>> start Given data

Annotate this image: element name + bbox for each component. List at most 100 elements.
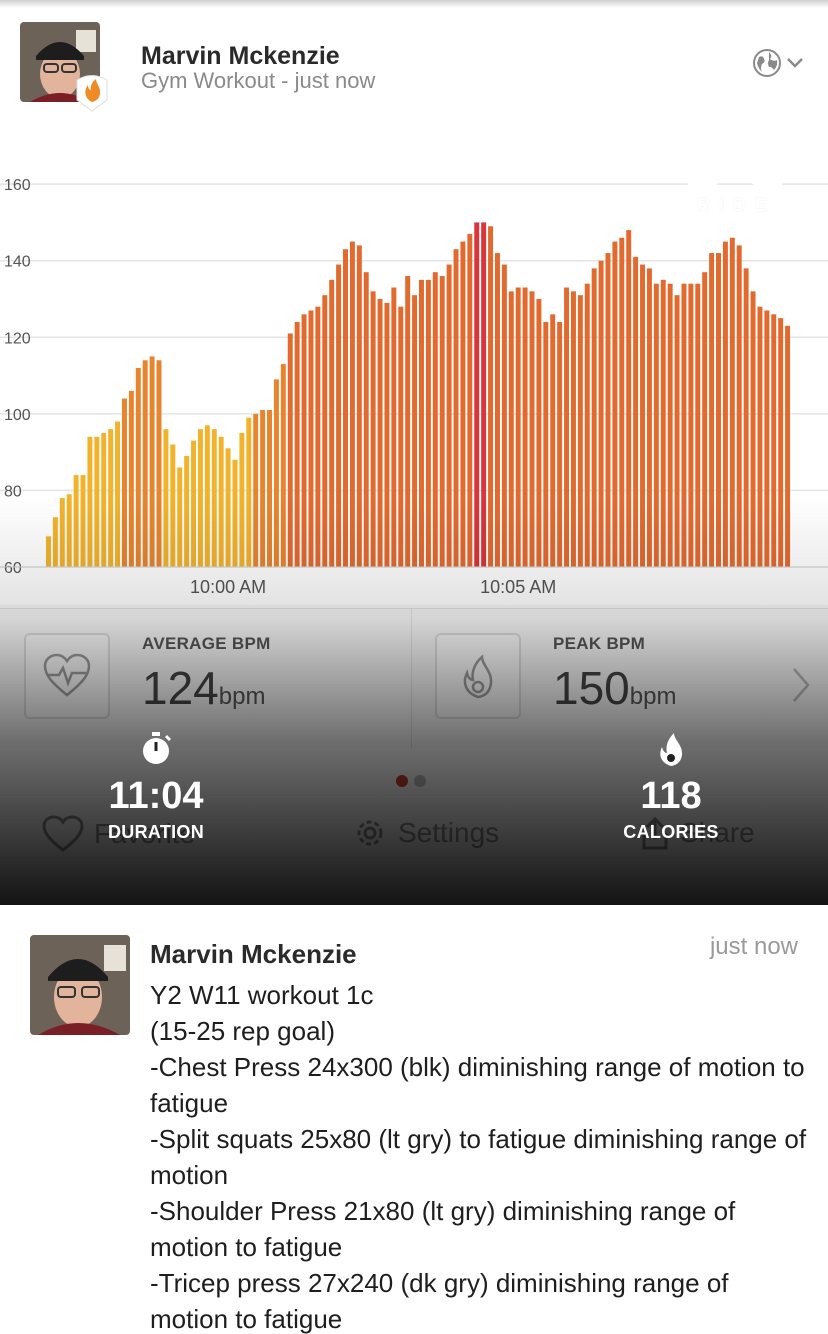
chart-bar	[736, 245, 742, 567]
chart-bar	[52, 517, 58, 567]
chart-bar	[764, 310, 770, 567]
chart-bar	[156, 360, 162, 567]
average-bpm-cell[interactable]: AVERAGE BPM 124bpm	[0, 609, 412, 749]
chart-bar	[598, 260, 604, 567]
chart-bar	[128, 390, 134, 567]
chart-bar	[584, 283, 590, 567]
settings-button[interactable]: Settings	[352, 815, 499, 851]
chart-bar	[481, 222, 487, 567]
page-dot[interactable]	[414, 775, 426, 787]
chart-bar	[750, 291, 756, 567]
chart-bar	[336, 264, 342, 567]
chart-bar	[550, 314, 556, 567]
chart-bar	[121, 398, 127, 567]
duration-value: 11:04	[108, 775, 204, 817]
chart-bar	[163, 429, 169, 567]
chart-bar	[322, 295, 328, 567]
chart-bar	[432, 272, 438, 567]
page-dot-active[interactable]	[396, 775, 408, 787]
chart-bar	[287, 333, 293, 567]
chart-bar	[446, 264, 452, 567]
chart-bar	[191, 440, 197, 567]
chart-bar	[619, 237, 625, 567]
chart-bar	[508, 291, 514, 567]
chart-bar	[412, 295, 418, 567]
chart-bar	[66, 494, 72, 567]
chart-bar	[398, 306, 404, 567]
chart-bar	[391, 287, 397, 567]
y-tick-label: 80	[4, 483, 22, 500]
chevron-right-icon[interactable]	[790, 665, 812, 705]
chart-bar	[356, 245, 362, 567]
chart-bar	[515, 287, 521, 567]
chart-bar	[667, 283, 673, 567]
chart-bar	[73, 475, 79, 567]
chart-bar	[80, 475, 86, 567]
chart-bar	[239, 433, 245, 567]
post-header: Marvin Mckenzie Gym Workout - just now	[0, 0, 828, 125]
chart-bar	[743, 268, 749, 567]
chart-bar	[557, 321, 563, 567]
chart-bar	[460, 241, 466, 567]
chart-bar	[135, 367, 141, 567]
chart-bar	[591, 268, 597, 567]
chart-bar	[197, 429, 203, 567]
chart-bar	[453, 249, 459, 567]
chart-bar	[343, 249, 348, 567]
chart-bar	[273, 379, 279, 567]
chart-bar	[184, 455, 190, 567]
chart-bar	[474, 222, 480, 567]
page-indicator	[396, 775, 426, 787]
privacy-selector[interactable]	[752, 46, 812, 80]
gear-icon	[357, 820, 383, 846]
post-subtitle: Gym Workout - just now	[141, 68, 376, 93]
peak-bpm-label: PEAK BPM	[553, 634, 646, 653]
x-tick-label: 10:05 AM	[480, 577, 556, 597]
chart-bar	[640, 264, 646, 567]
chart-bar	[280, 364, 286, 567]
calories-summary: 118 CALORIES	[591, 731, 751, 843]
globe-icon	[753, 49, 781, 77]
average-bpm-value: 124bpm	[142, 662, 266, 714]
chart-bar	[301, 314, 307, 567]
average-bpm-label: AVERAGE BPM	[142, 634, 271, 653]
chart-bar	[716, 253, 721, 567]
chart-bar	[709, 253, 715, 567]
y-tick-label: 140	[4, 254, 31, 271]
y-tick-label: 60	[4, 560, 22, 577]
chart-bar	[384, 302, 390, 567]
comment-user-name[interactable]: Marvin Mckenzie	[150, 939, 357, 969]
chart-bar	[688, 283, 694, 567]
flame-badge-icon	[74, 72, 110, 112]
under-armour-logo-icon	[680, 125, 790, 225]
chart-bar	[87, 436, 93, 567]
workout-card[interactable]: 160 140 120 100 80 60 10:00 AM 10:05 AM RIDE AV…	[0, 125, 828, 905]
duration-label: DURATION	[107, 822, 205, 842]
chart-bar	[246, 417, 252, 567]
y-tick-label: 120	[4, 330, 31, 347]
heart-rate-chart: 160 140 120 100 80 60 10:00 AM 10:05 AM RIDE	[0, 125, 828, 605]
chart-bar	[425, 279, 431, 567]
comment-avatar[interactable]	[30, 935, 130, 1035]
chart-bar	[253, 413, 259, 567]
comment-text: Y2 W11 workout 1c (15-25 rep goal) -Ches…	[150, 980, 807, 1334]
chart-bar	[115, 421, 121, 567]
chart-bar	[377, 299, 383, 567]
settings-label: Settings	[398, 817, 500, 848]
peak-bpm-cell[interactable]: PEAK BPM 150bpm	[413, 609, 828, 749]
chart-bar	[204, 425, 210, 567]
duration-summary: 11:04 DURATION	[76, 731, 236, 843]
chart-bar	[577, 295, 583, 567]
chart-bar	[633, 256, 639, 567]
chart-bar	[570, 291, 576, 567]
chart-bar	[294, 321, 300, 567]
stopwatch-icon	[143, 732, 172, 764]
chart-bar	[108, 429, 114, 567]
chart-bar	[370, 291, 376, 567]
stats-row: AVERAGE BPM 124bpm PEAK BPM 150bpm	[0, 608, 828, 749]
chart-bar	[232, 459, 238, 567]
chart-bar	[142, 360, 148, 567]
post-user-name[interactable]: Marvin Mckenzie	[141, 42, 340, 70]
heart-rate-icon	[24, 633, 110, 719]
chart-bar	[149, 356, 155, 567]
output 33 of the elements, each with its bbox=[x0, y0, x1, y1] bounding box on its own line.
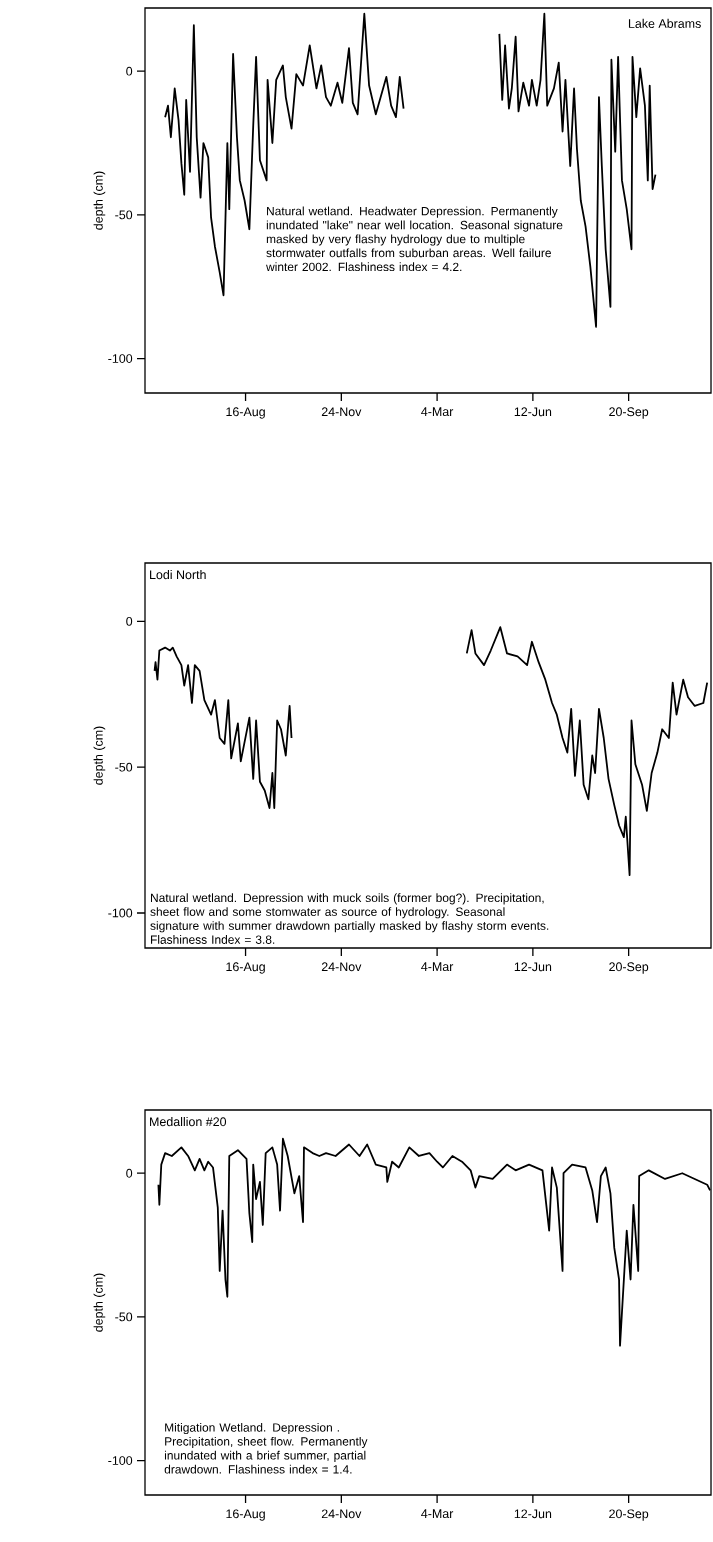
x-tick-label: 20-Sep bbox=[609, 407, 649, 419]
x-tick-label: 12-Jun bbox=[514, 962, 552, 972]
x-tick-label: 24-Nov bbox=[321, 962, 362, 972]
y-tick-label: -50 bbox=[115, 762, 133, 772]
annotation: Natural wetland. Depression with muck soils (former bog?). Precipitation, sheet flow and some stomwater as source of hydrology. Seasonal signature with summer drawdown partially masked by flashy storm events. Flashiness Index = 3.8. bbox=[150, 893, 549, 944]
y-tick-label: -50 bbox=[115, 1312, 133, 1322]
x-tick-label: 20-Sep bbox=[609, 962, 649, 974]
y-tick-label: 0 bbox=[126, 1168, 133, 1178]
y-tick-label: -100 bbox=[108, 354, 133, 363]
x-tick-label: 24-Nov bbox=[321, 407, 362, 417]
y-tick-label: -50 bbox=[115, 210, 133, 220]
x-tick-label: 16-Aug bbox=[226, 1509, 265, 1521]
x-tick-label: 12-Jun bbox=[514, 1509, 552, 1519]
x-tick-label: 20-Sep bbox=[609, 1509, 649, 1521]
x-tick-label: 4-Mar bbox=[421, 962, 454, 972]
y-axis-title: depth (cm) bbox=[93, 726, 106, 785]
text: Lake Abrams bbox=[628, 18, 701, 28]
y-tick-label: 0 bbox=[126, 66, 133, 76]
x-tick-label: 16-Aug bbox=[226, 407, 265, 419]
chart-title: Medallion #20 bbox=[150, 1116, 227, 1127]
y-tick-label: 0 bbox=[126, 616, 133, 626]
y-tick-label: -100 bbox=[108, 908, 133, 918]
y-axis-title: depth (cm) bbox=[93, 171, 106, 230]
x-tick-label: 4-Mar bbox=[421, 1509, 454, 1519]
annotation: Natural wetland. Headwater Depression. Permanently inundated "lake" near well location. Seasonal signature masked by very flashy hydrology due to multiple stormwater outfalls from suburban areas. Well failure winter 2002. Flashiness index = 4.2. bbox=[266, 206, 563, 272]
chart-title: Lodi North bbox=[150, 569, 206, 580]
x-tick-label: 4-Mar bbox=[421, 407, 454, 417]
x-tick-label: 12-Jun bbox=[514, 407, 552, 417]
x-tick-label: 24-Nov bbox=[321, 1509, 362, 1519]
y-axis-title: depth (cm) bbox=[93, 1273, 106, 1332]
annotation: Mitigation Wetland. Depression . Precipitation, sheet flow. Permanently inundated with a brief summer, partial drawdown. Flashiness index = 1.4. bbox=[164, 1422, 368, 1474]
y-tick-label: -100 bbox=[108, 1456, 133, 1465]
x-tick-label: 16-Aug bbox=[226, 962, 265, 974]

>> end Given data

Given request: Retype the lines of the listing above exactly, starting at the line that contains "x-tick-label: 20-Sep bbox=[609, 407, 649, 419]" and ending at the line that contains "y-tick-label: -50 bbox=[115, 762, 133, 772]", with both of those lines included.

Complete output:
x-tick-label: 20-Sep bbox=[609, 407, 649, 419]
x-tick-label: 12-Jun bbox=[514, 962, 552, 972]
x-tick-label: 24-Nov bbox=[321, 962, 362, 972]
y-tick-label: -50 bbox=[115, 762, 133, 772]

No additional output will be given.